** WHAT TO DO **
Each line that holds the word "JSON" should be returned.

** SOURCE MATERIAL **
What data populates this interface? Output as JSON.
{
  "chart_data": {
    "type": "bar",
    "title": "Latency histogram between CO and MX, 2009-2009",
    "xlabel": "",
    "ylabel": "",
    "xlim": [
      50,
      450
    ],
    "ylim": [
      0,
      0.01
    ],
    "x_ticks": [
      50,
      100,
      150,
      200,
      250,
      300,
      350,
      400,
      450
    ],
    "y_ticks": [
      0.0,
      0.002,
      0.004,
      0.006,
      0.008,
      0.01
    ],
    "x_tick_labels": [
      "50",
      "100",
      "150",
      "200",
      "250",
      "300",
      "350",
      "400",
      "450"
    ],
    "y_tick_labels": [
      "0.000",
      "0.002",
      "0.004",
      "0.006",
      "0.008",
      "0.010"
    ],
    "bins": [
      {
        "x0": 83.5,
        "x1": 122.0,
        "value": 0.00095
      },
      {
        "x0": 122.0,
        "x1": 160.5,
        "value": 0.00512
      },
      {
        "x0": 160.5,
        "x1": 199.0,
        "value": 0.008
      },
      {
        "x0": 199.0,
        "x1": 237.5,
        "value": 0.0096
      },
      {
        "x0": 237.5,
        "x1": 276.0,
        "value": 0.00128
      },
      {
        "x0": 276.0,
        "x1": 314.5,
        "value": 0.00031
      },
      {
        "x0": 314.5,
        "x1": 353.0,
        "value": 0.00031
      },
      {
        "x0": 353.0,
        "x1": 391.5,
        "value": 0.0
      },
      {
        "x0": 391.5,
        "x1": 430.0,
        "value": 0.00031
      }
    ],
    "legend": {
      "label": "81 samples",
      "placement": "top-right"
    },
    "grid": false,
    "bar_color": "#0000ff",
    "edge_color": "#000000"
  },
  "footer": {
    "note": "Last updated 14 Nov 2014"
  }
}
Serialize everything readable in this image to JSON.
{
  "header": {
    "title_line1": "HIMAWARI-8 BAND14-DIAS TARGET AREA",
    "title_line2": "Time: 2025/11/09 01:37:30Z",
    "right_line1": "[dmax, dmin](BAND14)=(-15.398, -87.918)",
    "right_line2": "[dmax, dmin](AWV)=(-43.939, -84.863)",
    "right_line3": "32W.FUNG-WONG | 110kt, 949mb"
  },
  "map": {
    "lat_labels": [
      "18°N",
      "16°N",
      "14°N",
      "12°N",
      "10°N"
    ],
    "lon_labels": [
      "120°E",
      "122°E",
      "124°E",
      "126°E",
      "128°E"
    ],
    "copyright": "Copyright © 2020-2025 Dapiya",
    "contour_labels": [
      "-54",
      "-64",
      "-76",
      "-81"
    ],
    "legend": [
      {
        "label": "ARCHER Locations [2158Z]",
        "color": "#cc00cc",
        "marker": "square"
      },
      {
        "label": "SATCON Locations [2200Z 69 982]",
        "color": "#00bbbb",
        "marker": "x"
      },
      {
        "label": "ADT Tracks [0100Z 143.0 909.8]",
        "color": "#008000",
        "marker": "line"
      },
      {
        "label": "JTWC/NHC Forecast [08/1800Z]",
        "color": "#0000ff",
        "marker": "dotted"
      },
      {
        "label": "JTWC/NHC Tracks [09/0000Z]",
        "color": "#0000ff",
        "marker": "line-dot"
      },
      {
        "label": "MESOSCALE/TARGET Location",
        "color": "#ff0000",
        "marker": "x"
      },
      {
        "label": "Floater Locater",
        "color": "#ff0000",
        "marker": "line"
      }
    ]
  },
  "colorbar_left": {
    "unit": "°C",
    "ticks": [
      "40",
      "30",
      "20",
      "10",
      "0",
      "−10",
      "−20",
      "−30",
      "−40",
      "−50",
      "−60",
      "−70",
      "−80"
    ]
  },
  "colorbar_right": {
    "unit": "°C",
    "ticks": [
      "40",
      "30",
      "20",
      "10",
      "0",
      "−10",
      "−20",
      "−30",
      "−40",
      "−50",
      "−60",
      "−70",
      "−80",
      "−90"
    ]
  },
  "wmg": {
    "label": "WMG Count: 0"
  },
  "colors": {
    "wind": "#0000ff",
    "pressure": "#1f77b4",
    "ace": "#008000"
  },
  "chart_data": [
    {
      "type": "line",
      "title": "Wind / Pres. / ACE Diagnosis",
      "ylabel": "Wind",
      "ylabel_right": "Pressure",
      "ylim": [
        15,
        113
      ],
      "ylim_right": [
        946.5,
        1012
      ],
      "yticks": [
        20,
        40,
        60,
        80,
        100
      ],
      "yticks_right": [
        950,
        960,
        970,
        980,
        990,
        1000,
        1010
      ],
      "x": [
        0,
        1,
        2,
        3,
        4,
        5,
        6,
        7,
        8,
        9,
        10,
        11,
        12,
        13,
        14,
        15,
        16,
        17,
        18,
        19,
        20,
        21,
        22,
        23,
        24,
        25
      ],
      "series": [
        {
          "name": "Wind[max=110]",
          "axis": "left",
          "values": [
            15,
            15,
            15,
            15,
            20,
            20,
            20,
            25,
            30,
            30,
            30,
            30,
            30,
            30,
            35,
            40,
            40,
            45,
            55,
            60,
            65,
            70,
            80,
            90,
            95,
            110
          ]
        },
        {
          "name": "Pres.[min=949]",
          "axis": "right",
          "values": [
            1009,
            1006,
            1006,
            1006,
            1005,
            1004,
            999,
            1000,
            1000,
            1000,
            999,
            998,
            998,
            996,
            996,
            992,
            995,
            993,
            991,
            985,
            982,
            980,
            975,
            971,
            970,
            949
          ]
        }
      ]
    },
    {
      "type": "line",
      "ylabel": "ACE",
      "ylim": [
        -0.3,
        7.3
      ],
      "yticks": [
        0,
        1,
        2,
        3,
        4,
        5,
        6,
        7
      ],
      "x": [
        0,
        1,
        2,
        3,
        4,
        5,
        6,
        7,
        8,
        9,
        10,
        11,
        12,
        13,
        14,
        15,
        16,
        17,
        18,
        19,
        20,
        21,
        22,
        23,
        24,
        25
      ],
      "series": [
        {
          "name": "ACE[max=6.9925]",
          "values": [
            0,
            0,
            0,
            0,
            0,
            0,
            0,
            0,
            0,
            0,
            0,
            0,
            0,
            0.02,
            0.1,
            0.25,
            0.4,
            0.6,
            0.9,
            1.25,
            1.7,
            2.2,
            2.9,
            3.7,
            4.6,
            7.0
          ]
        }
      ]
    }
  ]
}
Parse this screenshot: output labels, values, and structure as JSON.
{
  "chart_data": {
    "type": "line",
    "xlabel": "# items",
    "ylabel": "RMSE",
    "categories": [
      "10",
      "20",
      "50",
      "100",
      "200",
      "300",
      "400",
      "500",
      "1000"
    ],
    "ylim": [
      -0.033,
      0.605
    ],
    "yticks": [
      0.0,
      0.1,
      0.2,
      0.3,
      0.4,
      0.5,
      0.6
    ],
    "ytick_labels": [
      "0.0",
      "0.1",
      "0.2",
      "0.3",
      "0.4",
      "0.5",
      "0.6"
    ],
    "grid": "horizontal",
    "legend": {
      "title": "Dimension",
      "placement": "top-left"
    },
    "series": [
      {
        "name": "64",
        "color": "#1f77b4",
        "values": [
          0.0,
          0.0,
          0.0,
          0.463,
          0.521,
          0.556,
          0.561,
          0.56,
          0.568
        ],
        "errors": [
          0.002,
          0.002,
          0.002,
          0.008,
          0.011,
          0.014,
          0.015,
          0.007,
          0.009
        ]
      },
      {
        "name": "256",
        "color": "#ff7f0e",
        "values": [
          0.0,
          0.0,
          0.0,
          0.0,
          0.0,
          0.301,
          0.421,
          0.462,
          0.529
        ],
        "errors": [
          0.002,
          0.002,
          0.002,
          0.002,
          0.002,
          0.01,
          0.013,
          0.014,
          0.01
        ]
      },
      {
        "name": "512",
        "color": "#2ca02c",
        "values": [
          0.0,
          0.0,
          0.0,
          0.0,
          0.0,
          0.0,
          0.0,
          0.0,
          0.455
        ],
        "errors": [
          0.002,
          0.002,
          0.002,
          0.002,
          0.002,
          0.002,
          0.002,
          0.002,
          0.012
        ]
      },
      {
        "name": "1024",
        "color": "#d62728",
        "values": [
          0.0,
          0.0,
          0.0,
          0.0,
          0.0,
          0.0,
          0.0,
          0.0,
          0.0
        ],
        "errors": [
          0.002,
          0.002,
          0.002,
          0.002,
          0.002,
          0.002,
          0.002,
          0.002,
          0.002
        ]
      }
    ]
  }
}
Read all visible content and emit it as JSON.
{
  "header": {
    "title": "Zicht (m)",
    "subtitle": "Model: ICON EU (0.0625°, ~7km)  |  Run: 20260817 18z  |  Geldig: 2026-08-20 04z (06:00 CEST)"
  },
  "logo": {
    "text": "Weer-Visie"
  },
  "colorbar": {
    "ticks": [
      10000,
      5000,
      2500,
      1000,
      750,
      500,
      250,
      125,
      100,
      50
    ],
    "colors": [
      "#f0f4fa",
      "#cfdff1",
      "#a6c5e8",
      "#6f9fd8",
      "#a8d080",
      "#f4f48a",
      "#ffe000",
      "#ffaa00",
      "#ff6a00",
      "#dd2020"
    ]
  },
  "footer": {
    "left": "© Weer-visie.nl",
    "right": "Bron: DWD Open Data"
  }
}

** SOLVED PROBLEM **
What data populates this interface? Output as JSON.
Serialize everything readable in this image to JSON.
Parse this screenshot: output labels, values, and structure as JSON.
Read all visible content and emit it as JSON.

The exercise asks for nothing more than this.